**Brief**
List all lines in the material below that contain "Years".
# start of Listing
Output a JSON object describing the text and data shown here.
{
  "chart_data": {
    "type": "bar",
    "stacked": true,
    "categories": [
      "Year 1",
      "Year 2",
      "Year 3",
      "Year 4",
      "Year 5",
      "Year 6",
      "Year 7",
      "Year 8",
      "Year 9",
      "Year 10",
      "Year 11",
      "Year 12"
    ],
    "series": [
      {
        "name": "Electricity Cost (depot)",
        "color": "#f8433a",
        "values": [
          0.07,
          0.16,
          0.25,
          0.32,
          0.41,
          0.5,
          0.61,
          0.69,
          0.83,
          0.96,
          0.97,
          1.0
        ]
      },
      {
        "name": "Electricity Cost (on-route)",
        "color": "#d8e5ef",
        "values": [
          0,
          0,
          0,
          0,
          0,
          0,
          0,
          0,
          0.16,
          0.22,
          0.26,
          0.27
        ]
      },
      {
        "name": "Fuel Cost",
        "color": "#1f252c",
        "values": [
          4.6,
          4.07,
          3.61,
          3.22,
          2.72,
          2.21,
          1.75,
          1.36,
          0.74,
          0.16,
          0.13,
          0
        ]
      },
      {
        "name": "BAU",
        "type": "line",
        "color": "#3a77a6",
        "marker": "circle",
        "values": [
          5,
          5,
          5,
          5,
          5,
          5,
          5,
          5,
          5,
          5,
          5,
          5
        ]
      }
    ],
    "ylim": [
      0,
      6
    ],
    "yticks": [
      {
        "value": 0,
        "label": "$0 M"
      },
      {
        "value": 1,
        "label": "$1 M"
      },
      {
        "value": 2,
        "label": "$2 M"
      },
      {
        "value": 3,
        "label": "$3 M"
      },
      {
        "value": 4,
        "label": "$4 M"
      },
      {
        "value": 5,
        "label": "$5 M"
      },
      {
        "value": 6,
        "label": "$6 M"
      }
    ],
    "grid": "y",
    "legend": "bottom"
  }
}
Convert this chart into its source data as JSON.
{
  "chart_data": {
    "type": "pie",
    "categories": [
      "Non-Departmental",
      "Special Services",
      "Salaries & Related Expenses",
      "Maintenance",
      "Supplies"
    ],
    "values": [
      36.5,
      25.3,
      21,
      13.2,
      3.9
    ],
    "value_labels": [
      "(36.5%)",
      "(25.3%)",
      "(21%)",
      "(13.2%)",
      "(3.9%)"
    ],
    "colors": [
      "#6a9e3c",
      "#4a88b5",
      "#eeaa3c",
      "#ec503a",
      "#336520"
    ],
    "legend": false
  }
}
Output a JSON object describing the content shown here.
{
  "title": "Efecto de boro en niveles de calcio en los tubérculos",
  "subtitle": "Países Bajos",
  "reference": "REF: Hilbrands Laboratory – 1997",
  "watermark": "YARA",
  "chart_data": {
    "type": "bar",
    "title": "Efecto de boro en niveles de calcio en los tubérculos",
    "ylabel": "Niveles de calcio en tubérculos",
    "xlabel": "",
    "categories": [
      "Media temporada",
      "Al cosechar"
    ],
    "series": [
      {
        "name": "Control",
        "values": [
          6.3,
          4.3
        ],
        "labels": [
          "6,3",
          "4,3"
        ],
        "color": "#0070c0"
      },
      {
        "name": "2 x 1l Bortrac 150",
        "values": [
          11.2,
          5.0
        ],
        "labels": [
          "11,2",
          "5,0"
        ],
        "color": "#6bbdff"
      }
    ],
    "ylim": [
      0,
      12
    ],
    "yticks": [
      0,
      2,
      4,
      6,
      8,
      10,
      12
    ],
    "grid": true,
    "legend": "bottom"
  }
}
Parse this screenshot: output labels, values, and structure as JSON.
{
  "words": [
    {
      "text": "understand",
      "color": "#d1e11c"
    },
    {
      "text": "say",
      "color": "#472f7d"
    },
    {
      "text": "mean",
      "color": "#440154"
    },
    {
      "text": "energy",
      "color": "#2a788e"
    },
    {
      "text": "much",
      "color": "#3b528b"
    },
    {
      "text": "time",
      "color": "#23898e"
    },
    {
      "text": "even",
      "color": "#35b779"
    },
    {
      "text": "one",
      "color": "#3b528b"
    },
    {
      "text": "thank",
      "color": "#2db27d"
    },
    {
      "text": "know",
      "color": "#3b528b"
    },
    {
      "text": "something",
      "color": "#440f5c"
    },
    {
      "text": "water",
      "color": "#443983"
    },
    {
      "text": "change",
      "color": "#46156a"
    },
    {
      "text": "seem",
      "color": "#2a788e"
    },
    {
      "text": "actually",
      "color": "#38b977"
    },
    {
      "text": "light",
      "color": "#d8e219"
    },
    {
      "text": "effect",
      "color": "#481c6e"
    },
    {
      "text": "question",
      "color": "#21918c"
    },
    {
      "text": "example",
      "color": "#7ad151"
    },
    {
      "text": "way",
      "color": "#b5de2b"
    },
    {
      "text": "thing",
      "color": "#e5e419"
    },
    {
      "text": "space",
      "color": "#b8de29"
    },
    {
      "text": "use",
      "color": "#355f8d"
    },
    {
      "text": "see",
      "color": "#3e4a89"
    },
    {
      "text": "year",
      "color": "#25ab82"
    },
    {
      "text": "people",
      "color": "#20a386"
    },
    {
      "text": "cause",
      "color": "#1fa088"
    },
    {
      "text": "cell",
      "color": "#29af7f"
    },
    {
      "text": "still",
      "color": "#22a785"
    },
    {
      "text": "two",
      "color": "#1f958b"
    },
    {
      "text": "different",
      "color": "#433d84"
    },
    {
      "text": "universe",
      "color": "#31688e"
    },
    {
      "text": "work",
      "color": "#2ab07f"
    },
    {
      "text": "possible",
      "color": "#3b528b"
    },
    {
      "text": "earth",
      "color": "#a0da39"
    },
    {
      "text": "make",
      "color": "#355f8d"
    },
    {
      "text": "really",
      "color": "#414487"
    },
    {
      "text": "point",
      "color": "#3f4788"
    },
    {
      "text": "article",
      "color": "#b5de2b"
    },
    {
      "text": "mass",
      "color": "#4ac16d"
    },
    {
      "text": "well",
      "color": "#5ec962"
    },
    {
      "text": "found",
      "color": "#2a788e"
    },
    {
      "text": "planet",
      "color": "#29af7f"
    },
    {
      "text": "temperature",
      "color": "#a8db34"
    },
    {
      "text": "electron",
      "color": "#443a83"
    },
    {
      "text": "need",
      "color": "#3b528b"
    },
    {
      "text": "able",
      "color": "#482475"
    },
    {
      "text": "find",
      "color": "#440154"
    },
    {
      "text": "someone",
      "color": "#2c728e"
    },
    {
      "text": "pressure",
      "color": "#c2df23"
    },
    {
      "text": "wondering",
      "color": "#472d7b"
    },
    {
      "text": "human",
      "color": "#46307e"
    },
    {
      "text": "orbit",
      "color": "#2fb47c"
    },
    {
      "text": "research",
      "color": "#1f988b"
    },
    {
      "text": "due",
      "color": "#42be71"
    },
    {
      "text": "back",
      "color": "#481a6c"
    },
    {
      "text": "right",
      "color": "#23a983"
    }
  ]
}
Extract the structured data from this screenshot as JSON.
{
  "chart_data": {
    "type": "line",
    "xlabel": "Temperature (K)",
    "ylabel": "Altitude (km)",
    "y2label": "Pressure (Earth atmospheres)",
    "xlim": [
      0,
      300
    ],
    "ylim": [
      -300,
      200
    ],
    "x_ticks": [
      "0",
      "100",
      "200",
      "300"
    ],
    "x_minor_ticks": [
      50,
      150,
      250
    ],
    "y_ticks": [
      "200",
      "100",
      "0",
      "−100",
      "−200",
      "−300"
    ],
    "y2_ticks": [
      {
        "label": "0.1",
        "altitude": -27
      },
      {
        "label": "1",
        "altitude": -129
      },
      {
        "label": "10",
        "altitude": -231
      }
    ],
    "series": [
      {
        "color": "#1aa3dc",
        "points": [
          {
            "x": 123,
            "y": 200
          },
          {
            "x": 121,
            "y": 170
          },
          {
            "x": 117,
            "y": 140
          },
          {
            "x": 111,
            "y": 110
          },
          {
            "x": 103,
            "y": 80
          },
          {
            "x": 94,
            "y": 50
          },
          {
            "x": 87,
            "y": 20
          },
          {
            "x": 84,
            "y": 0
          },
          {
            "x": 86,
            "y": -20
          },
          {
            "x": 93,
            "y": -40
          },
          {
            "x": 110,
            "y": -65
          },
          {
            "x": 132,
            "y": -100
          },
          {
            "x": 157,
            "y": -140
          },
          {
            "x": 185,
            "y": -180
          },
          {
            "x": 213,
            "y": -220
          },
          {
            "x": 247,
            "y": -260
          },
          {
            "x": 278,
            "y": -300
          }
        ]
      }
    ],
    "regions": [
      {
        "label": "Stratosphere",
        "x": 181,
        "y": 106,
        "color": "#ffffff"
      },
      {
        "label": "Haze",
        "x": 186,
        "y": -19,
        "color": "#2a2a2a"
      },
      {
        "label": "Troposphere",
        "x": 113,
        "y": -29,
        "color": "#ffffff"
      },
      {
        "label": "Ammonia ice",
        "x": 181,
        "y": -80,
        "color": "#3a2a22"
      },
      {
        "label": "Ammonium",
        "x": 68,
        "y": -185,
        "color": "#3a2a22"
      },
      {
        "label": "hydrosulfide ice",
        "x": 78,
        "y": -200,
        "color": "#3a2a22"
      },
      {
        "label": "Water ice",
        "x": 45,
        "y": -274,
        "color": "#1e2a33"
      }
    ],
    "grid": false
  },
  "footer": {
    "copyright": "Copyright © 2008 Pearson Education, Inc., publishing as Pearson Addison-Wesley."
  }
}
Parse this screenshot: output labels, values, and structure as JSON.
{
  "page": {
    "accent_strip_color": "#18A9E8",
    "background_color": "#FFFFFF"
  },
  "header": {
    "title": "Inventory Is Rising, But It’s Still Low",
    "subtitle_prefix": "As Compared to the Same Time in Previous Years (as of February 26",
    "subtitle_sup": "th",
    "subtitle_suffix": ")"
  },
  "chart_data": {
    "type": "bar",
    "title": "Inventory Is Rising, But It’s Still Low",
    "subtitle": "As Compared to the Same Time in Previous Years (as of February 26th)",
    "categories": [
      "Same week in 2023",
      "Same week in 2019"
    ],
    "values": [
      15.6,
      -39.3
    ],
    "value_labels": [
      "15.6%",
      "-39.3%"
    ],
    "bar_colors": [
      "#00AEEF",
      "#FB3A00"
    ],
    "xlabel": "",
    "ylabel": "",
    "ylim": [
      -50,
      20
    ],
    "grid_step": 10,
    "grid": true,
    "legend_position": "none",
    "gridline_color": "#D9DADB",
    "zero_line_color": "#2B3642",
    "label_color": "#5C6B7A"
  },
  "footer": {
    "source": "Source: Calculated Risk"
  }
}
# end of Listing
**Result of this task**
    "subtitle_prefix": "As Compared to the Same Time in Previous Years (as of February 26",
    "subtitle": "As Compared to the Same Time in Previous Years (as of February 26th)",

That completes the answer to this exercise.